● **Task requirements**: Locate the string "this" in the records below. Copy every line where it occurs.

Collection entries:
%%
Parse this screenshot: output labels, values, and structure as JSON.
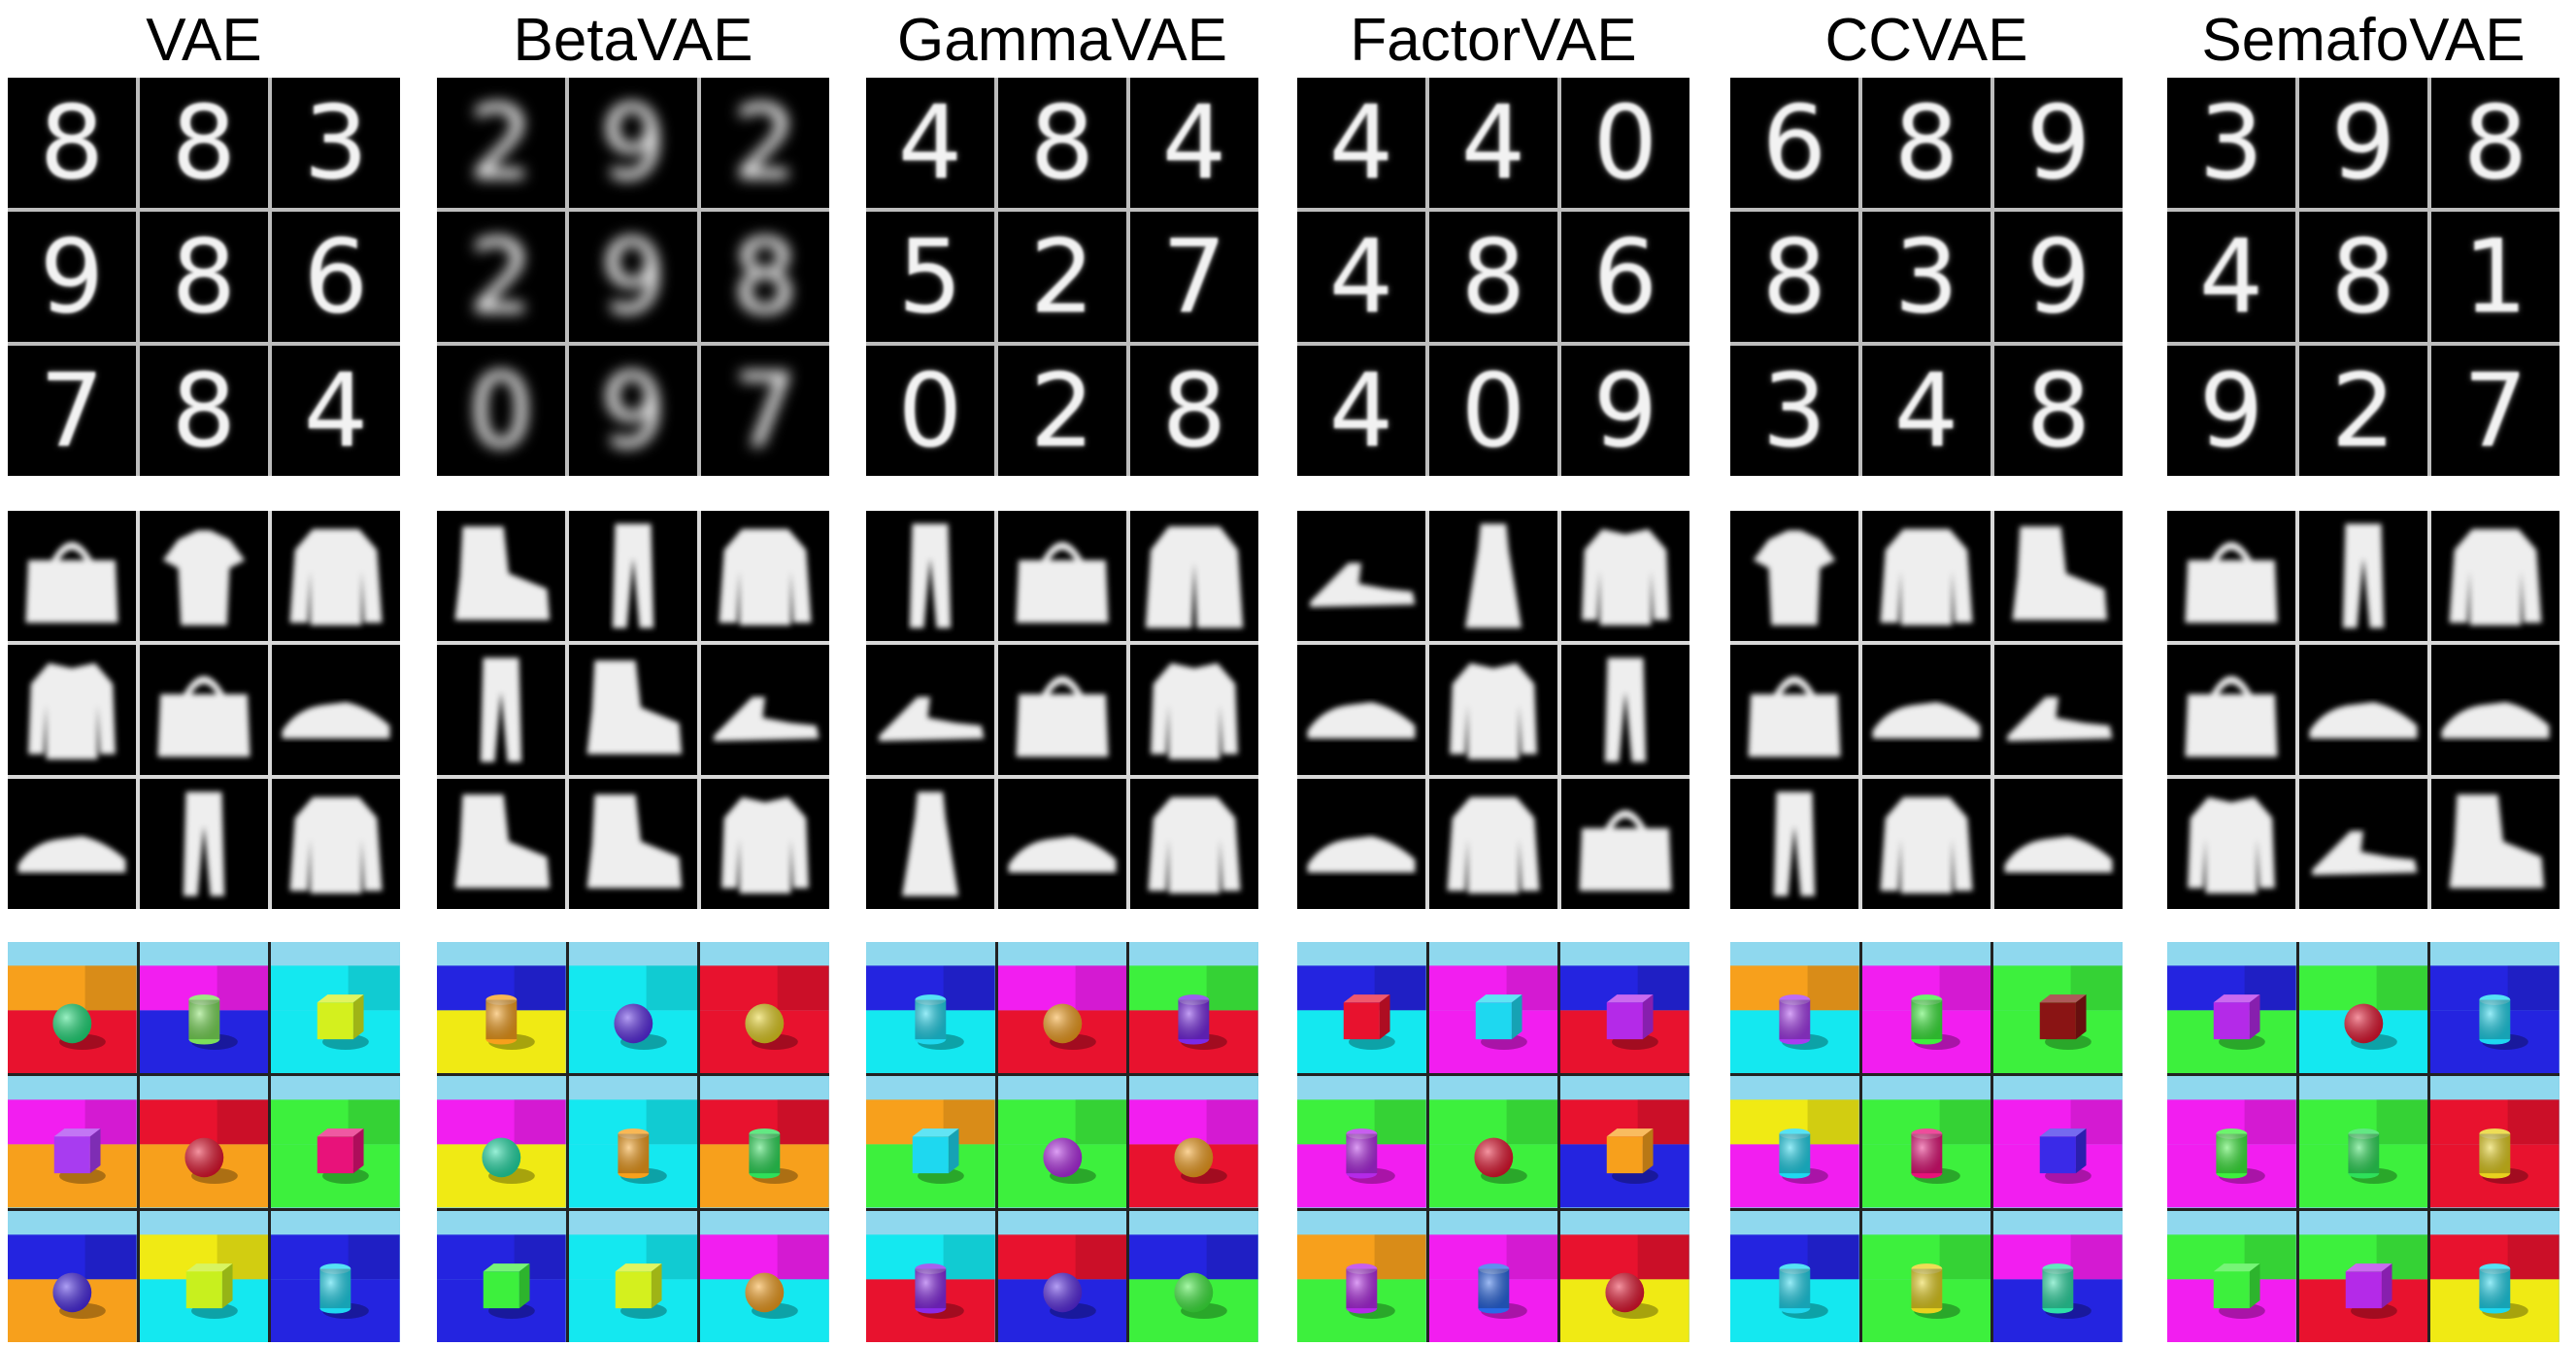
{
  "columns": [
    {
      "title": "VAE",
      "digits": [
        "8",
        "8",
        "3",
        "9",
        "8",
        "6",
        "7",
        "8",
        "4"
      ],
      "fashion": [
        "bag",
        "tshirt",
        "pullover",
        "shirt",
        "bag",
        "sneaker",
        "sneaker",
        "trouser",
        "pullover"
      ],
      "clevr": [
        {
          "wall": "#f7a01c",
          "floor": "#e8122e",
          "obj": "sphere",
          "objColor": "#1ee07a"
        },
        {
          "wall": "#f21ef0",
          "floor": "#2424e0",
          "obj": "cylinder",
          "objColor": "#7de05a"
        },
        {
          "wall": "#14e8f0",
          "floor": "#14e8f0",
          "obj": "cube",
          "objColor": "#d4f01e"
        },
        {
          "wall": "#f21ef0",
          "floor": "#f7a01c",
          "obj": "cube",
          "objColor": "#a83cf0"
        },
        {
          "wall": "#e8122e",
          "floor": "#f7a01c",
          "obj": "sphere",
          "objColor": "#e8122e"
        },
        {
          "wall": "#3df03d",
          "floor": "#3df03d",
          "obj": "cube",
          "objColor": "#e8127a"
        },
        {
          "wall": "#2424e0",
          "floor": "#f7a01c",
          "obj": "sphere",
          "objColor": "#4a2ae8"
        },
        {
          "wall": "#f0ea14",
          "floor": "#14e8f0",
          "obj": "cube",
          "objColor": "#c8f01e"
        },
        {
          "wall": "#2424e0",
          "floor": "#2424e0",
          "obj": "cylinder",
          "objColor": "#1ed8f0"
        }
      ]
    },
    {
      "title": "BetaVAE",
      "digits": [
        "2",
        "9",
        "2",
        "2",
        "9",
        "8",
        "0",
        "9",
        "7"
      ],
      "fashion": [
        "boot",
        "trouser",
        "pullover",
        "trouser",
        "boot",
        "sandal",
        "boot",
        "boot",
        "shirt"
      ],
      "clevr": [
        {
          "wall": "#2424e0",
          "floor": "#f0ea14",
          "obj": "cylinder",
          "objColor": "#f7a01c"
        },
        {
          "wall": "#14e8f0",
          "floor": "#14e8f0",
          "obj": "sphere",
          "objColor": "#5a2ae8"
        },
        {
          "wall": "#e8122e",
          "floor": "#e8122e",
          "obj": "sphere",
          "objColor": "#e8d21e"
        },
        {
          "wall": "#f21ef0",
          "floor": "#f0ea14",
          "obj": "sphere",
          "objColor": "#1ee0a8"
        },
        {
          "wall": "#14e8f0",
          "floor": "#14e8f0",
          "obj": "cylinder",
          "objColor": "#f7a01c"
        },
        {
          "wall": "#e8122e",
          "floor": "#f7a01c",
          "obj": "cylinder",
          "objColor": "#2ee05a"
        },
        {
          "wall": "#2424e0",
          "floor": "#2424e0",
          "obj": "cube",
          "objColor": "#3df03d"
        },
        {
          "wall": "#14e8f0",
          "floor": "#14e8f0",
          "obj": "cube",
          "objColor": "#d4f01e"
        },
        {
          "wall": "#f21ef0",
          "floor": "#14e8f0",
          "obj": "sphere",
          "objColor": "#f7a01c"
        }
      ]
    },
    {
      "title": "GammaVAE",
      "digits": [
        "4",
        "8",
        "4",
        "5",
        "2",
        "7",
        "0",
        "2",
        "8"
      ],
      "fashion": [
        "trouser",
        "bag",
        "coat",
        "sandal",
        "bag",
        "shirt",
        "dress",
        "sneaker",
        "pullover"
      ],
      "clevr": [
        {
          "wall": "#2424e0",
          "floor": "#14e8f0",
          "obj": "cylinder",
          "objColor": "#1ed8f0"
        },
        {
          "wall": "#f21ef0",
          "floor": "#e8122e",
          "obj": "sphere",
          "objColor": "#f7a01c"
        },
        {
          "wall": "#3df03d",
          "floor": "#e8122e",
          "obj": "cylinder",
          "objColor": "#7a2ae8"
        },
        {
          "wall": "#f7a01c",
          "floor": "#3df03d",
          "obj": "cube",
          "objColor": "#1ed8f0"
        },
        {
          "wall": "#3df03d",
          "floor": "#3df03d",
          "obj": "sphere",
          "objColor": "#b42ae8"
        },
        {
          "wall": "#f21ef0",
          "floor": "#e8122e",
          "obj": "sphere",
          "objColor": "#f7a01c"
        },
        {
          "wall": "#14e8f0",
          "floor": "#e8122e",
          "obj": "cylinder",
          "objColor": "#8a2ae8"
        },
        {
          "wall": "#e8122e",
          "floor": "#2424e0",
          "obj": "sphere",
          "objColor": "#5a2ae8"
        },
        {
          "wall": "#2424e0",
          "floor": "#3df03d",
          "obj": "sphere",
          "objColor": "#3df03d"
        }
      ]
    },
    {
      "title": "FactorVAE",
      "digits": [
        "4",
        "4",
        "0",
        "4",
        "8",
        "6",
        "4",
        "0",
        "9"
      ],
      "fashion": [
        "sandal",
        "dress",
        "shirt",
        "sneaker",
        "shirt",
        "trouser",
        "sneaker",
        "pullover",
        "bag"
      ],
      "clevr": [
        {
          "wall": "#2424e0",
          "floor": "#14e8f0",
          "obj": "cube",
          "objColor": "#e8122e"
        },
        {
          "wall": "#f21ef0",
          "floor": "#f21ef0",
          "obj": "cube",
          "objColor": "#1ed8f0"
        },
        {
          "wall": "#2424e0",
          "floor": "#e8122e",
          "obj": "cube",
          "objColor": "#b42ae8"
        },
        {
          "wall": "#3df03d",
          "floor": "#f21ef0",
          "obj": "cylinder",
          "objColor": "#b42ae8"
        },
        {
          "wall": "#3df03d",
          "floor": "#3df03d",
          "obj": "sphere",
          "objColor": "#e8122e"
        },
        {
          "wall": "#e8122e",
          "floor": "#2424e0",
          "obj": "cube",
          "objColor": "#f7a01c"
        },
        {
          "wall": "#f7a01c",
          "floor": "#3df03d",
          "obj": "cylinder",
          "objColor": "#b42ae8"
        },
        {
          "wall": "#f21ef0",
          "floor": "#f21ef0",
          "obj": "cylinder",
          "objColor": "#2a6ae8"
        },
        {
          "wall": "#e8122e",
          "floor": "#f0ea14",
          "obj": "sphere",
          "objColor": "#e8122e"
        }
      ]
    },
    {
      "title": "CCVAE",
      "digits": [
        "6",
        "8",
        "9",
        "8",
        "3",
        "9",
        "3",
        "4",
        "8"
      ],
      "fashion": [
        "tshirt",
        "pullover",
        "boot",
        "bag",
        "sneaker",
        "sandal",
        "trouser",
        "pullover",
        "sneaker"
      ],
      "clevr": [
        {
          "wall": "#f7a01c",
          "floor": "#14e8f0",
          "obj": "cylinder",
          "objColor": "#a83cf0"
        },
        {
          "wall": "#f21ef0",
          "floor": "#f21ef0",
          "obj": "cylinder",
          "objColor": "#3df03d"
        },
        {
          "wall": "#3df03d",
          "floor": "#3df03d",
          "obj": "cube",
          "objColor": "#8a1414"
        },
        {
          "wall": "#f0ea14",
          "floor": "#f21ef0",
          "obj": "cylinder",
          "objColor": "#1ed8f0"
        },
        {
          "wall": "#3df03d",
          "floor": "#3df03d",
          "obj": "cylinder",
          "objColor": "#e8127a"
        },
        {
          "wall": "#f21ef0",
          "floor": "#f21ef0",
          "obj": "cube",
          "objColor": "#3a2ae8"
        },
        {
          "wall": "#2424e0",
          "floor": "#14e8f0",
          "obj": "cylinder",
          "objColor": "#1ed8f0"
        },
        {
          "wall": "#3df03d",
          "floor": "#3df03d",
          "obj": "cylinder",
          "objColor": "#e8d21e"
        },
        {
          "wall": "#f21ef0",
          "floor": "#2424e0",
          "obj": "cylinder",
          "objColor": "#2ee0a8"
        }
      ]
    },
    {
      "title": "SemafoVAE",
      "digits": [
        "3",
        "9",
        "8",
        "4",
        "8",
        "1",
        "9",
        "2",
        "7"
      ],
      "fashion": [
        "bag",
        "trouser",
        "pullover",
        "bag",
        "sneaker",
        "sneaker",
        "shirt",
        "sandal",
        "boot"
      ],
      "clevr": [
        {
          "wall": "#2424e0",
          "floor": "#3df03d",
          "obj": "cube",
          "objColor": "#b42ae8"
        },
        {
          "wall": "#3df03d",
          "floor": "#14e8f0",
          "obj": "sphere",
          "objColor": "#e8122e"
        },
        {
          "wall": "#2424e0",
          "floor": "#2424e0",
          "obj": "cylinder",
          "objColor": "#1ed8f0"
        },
        {
          "wall": "#f21ef0",
          "floor": "#f21ef0",
          "obj": "cylinder",
          "objColor": "#3df03d"
        },
        {
          "wall": "#3df03d",
          "floor": "#3df03d",
          "obj": "cylinder",
          "objColor": "#2ee05a"
        },
        {
          "wall": "#e8122e",
          "floor": "#e8122e",
          "obj": "cylinder",
          "objColor": "#e8d21e"
        },
        {
          "wall": "#3df03d",
          "floor": "#f21ef0",
          "obj": "cube",
          "objColor": "#3df03d"
        },
        {
          "wall": "#3df03d",
          "floor": "#e8122e",
          "obj": "cube",
          "objColor": "#b42ae8"
        },
        {
          "wall": "#e8122e",
          "floor": "#f0ea14",
          "obj": "cylinder",
          "objColor": "#1ed8f0"
        }
      ]
    }
  ]
}
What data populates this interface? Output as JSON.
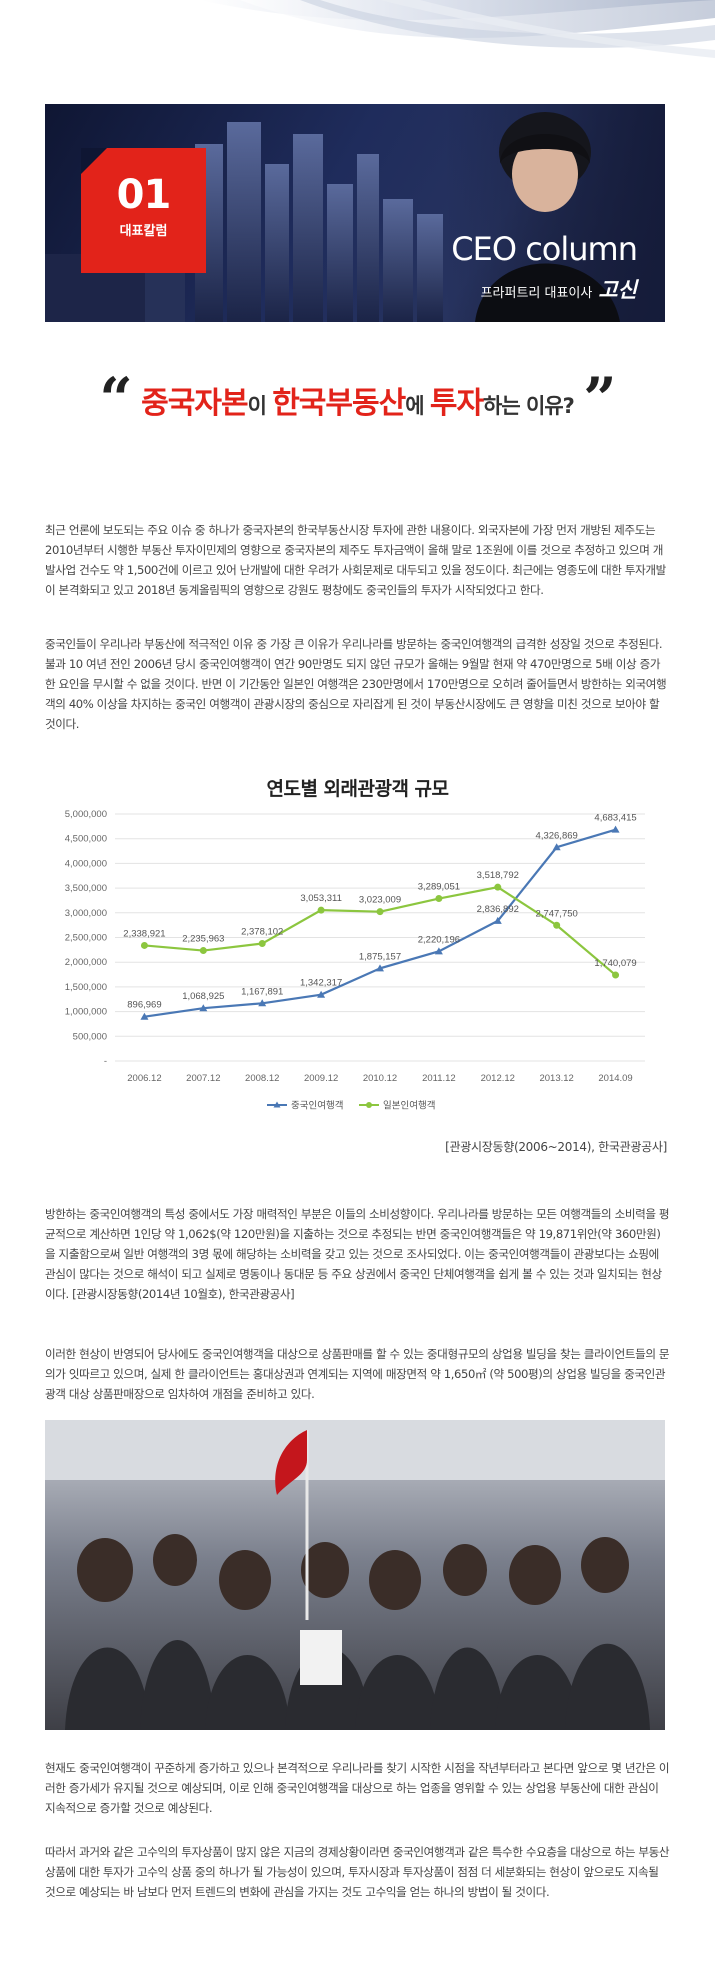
%%
● **Task solution**:
Parse this screenshot: output labels, values, and structure as JSON.
What data populates this interface? Output as JSON.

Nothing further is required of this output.